Written problem: Return, word for word, the lines of the records below starting at the line that contains "Patent image size: (842, 693)." and ending at the line that contains "The ball 72 is at (533, 482).", including both of those lines.

Provided data:
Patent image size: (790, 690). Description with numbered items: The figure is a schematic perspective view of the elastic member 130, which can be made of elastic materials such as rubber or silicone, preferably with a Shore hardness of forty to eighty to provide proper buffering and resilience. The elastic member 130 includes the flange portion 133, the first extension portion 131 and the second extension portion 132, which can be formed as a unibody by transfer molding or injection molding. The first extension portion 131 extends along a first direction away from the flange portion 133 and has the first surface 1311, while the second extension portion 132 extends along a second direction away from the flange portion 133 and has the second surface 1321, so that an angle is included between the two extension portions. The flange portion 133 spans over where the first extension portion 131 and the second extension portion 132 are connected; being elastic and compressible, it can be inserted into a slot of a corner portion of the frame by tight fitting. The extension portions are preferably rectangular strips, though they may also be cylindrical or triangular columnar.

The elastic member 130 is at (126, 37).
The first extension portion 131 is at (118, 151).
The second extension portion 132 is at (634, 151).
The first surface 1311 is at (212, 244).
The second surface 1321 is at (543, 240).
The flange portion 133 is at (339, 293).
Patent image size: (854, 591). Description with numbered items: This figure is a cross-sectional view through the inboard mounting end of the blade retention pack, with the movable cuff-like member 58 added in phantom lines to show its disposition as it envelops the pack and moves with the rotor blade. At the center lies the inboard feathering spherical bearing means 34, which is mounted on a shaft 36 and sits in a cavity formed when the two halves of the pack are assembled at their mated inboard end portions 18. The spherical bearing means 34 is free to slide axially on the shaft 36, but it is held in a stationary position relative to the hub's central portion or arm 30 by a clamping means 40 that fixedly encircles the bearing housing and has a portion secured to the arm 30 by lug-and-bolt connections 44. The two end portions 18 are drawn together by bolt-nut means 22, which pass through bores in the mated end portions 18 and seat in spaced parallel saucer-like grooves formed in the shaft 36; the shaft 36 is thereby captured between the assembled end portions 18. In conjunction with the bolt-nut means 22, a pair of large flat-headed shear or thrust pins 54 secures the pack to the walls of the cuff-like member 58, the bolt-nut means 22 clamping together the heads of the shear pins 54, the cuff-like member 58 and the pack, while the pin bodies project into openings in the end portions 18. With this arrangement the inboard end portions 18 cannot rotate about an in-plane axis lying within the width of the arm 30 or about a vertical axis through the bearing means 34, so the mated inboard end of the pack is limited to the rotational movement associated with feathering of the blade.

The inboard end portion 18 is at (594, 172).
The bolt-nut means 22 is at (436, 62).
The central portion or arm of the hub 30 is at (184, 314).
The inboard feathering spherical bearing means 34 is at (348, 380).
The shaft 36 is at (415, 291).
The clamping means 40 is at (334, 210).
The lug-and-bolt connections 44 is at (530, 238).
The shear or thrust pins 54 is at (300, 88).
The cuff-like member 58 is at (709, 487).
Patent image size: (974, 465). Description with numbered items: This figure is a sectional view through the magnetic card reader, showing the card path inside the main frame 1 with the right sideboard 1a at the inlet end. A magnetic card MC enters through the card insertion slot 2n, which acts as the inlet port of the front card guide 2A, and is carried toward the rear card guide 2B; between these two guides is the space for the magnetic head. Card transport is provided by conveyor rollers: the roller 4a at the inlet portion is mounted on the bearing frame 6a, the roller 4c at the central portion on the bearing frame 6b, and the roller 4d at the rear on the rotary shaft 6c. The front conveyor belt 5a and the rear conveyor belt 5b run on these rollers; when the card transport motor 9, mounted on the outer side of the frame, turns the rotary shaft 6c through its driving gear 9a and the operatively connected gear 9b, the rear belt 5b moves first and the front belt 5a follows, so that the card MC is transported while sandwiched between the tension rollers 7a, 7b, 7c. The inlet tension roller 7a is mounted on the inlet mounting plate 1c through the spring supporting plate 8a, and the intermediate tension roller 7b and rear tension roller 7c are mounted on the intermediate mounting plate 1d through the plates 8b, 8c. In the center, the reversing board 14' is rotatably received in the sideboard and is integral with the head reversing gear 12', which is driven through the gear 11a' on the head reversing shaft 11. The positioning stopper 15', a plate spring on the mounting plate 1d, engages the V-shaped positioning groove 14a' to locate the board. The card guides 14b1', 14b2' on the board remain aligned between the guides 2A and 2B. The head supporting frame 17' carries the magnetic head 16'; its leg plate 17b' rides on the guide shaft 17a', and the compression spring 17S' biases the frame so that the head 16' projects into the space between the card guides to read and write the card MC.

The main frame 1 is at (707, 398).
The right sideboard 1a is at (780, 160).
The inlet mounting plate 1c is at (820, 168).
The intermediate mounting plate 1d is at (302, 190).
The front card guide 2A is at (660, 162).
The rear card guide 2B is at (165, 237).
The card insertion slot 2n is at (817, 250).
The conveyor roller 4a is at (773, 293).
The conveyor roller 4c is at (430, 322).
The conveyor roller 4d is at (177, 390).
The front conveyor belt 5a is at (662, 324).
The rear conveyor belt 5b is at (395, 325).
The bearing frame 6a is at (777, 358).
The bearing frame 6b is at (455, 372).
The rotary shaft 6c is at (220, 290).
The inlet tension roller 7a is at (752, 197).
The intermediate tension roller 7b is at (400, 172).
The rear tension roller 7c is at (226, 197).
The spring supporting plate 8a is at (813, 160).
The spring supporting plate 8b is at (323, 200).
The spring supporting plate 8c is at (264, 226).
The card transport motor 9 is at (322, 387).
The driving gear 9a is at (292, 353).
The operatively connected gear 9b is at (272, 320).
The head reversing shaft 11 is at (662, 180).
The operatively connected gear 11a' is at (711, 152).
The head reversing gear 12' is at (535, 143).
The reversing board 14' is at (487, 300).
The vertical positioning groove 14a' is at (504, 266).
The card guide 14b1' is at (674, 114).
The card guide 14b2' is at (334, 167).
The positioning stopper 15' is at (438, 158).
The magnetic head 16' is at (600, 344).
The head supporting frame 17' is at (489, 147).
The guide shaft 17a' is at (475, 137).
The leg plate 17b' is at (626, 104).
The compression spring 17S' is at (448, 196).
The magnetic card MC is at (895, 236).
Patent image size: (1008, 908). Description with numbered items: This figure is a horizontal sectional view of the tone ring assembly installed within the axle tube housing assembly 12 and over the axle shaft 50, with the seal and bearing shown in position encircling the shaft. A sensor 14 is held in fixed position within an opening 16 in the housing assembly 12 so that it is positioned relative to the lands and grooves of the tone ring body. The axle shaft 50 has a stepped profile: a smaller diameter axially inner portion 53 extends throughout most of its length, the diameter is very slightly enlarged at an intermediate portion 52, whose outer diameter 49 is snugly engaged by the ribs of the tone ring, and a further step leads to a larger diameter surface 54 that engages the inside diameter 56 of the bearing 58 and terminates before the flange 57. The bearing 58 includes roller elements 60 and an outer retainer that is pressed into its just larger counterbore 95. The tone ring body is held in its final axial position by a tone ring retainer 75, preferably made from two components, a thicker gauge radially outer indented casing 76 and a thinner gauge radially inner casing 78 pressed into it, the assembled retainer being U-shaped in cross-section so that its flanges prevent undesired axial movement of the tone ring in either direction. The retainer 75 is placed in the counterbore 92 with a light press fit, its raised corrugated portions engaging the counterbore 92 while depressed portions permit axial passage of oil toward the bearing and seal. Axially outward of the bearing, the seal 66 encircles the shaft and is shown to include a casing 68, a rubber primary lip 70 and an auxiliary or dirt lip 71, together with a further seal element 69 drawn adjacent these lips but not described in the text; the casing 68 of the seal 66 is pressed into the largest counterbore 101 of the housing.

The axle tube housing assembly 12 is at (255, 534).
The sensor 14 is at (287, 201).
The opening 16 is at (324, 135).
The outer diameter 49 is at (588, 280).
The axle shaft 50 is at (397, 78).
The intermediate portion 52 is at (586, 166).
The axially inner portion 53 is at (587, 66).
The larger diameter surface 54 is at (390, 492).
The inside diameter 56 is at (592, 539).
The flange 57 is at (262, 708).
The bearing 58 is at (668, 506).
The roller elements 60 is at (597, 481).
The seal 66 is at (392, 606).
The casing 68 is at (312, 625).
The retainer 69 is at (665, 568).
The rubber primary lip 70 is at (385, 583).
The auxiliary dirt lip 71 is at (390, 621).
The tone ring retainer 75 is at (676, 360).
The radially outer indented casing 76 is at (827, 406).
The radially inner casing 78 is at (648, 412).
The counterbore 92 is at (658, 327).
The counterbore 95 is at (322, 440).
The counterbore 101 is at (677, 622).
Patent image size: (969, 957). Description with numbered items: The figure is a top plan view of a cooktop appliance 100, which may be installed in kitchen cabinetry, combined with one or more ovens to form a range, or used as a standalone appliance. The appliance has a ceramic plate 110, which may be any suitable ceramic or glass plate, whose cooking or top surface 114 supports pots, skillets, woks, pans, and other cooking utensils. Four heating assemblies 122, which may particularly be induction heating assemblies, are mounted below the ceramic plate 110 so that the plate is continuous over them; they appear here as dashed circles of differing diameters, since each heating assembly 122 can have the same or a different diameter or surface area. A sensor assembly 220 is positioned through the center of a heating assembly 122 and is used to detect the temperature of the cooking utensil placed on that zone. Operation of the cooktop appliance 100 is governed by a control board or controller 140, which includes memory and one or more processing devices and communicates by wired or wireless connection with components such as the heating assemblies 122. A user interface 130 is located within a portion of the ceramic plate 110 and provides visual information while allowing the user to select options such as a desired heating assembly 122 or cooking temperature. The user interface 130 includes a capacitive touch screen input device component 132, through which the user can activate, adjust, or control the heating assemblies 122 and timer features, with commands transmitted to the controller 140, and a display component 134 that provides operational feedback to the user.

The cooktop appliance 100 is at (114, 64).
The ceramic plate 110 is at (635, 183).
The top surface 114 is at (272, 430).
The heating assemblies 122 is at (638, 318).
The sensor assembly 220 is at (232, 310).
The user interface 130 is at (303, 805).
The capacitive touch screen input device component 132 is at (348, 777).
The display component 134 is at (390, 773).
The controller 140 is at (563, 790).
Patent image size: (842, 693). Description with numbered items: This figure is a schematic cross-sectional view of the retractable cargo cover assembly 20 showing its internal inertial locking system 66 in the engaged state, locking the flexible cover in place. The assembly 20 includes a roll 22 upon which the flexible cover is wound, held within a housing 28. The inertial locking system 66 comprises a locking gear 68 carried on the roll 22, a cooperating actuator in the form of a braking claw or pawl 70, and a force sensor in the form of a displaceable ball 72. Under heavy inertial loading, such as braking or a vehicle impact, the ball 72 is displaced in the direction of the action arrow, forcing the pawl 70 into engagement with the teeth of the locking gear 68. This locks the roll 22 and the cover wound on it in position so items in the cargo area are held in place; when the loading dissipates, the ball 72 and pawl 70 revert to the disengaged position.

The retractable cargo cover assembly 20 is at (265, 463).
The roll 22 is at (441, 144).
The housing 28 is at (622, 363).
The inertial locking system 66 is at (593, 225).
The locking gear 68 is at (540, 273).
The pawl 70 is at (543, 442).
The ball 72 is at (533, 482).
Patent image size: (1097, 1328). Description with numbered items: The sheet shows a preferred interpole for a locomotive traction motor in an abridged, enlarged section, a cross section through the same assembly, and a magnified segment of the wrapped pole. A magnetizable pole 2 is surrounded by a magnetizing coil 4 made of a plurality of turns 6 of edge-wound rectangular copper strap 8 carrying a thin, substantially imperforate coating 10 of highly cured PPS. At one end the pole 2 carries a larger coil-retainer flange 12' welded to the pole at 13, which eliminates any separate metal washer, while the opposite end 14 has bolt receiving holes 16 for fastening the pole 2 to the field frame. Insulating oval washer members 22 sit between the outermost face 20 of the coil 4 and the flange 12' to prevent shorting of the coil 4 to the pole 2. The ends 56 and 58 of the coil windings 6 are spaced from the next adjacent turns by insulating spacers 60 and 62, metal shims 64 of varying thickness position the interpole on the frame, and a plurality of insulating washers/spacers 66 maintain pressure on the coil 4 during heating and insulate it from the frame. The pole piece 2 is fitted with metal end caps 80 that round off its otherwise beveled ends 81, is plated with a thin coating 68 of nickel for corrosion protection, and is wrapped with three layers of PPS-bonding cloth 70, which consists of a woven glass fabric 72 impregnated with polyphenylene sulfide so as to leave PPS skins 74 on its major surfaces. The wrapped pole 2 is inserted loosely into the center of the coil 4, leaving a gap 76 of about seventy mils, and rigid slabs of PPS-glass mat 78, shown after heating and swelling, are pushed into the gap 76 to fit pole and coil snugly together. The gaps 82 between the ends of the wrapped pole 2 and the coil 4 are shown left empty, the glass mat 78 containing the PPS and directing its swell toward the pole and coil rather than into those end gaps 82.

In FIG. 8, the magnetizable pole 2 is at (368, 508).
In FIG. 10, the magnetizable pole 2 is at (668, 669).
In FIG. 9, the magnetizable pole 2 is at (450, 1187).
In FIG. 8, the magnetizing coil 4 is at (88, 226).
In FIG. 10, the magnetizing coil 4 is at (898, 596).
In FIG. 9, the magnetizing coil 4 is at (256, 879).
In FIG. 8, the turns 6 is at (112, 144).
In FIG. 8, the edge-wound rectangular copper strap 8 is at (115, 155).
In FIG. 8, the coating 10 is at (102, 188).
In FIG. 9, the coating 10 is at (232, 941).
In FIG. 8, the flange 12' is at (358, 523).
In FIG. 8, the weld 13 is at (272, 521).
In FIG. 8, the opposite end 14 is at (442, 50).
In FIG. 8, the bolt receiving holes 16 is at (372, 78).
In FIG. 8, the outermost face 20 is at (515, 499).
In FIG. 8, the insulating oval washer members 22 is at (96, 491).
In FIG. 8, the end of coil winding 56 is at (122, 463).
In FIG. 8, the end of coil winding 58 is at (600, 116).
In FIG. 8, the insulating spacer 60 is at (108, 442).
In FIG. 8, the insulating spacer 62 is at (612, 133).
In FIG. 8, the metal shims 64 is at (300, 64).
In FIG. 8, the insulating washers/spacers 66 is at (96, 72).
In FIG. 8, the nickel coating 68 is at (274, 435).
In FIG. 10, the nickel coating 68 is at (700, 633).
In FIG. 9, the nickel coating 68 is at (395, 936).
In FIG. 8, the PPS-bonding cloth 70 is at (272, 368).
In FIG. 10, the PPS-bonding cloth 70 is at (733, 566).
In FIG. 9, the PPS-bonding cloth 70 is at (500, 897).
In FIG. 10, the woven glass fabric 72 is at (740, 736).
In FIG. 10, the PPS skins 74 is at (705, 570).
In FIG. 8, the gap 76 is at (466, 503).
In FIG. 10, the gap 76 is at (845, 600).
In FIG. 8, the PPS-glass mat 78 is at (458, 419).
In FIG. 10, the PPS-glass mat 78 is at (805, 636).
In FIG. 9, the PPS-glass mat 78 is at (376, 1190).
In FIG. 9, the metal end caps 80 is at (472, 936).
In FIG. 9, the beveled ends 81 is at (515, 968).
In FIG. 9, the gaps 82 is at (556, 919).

The completed task:
Patent image size: (842, 693). Description with numbered items: This figure is a schematic cross-sectional view of the retractable cargo cover assembly 20 showing its internal inertial locking system 66 in the engaged state, locking the flexible cover in place. The assembly 20 includes a roll 22 upon which the flexible cover is wound, held within a housing 28. The inertial locking system 66 comprises a locking gear 68 carried on the roll 22, a cooperating actuator in the form of a braking claw or pawl 70, and a force sensor in the form of a displaceable ball 72. Under heavy inertial loading, such as braking or a vehicle impact, the ball 72 is displaced in the direction of the action arrow, forcing the pawl 70 into engagement with the teeth of the locking gear 68. This locks the roll 22 and the cover wound on it in position so items in the cargo area are held in place; when the loading dissipates, the ball 72 and pawl 70 revert to the disengaged position.

The retractable cargo cover assembly 20 is at (265, 463).
The roll 22 is at (441, 144).
The housing 28 is at (622, 363).
The inertial locking system 66 is at (593, 225).
The locking gear 68 is at (540, 273).
The pawl 70 is at (543, 442).
The ball 72 is at (533, 482).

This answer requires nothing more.